Output all of the entries exactly as written.

--- BEGIN Given information ---

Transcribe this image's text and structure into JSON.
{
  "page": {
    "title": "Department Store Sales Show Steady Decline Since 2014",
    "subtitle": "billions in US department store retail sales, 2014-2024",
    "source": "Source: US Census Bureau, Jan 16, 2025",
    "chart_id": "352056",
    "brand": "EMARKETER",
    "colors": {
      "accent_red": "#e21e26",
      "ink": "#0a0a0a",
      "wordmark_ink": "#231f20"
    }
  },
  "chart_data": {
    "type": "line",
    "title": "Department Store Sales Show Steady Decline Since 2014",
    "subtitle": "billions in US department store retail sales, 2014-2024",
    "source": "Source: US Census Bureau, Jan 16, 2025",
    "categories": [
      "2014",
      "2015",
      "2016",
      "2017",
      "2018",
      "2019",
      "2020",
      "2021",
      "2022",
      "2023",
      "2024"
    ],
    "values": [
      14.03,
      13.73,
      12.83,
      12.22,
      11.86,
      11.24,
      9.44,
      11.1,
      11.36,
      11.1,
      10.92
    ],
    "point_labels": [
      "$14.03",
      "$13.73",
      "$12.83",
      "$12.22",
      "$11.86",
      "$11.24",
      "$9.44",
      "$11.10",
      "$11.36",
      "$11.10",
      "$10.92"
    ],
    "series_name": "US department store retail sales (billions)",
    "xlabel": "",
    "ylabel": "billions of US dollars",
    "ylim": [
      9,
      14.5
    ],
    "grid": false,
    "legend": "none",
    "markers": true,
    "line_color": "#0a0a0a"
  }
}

--- END Given information ---

--- Full solution ---
Transcribe this image's text and structure into JSON.
{
  "page": {
    "title": "Department Store Sales Show Steady Decline Since 2014",
    "subtitle": "billions in US department store retail sales, 2014-2024",
    "source": "Source: US Census Bureau, Jan 16, 2025",
    "chart_id": "352056",
    "brand": "EMARKETER",
    "colors": {
      "accent_red": "#e21e26",
      "ink": "#0a0a0a",
      "wordmark_ink": "#231f20"
    }
  },
  "chart_data": {
    "type": "line",
    "title": "Department Store Sales Show Steady Decline Since 2014",
    "subtitle": "billions in US department store retail sales, 2014-2024",
    "source": "Source: US Census Bureau, Jan 16, 2025",
    "categories": [
      "2014",
      "2015",
      "2016",
      "2017",
      "2018",
      "2019",
      "2020",
      "2021",
      "2022",
      "2023",
      "2024"
    ],
    "values": [
      14.03,
      13.73,
      12.83,
      12.22,
      11.86,
      11.24,
      9.44,
      11.1,
      11.36,
      11.1,
      10.92
    ],
    "point_labels": [
      "$14.03",
      "$13.73",
      "$12.83",
      "$12.22",
      "$11.86",
      "$11.24",
      "$9.44",
      "$11.10",
      "$11.36",
      "$11.10",
      "$10.92"
    ],
    "series_name": "US department store retail sales (billions)",
    "xlabel": "",
    "ylabel": "billions of US dollars",
    "ylim": [
      9,
      14.5
    ],
    "grid": false,
    "legend": "none",
    "markers": true,
    "line_color": "#0a0a0a"
  }
}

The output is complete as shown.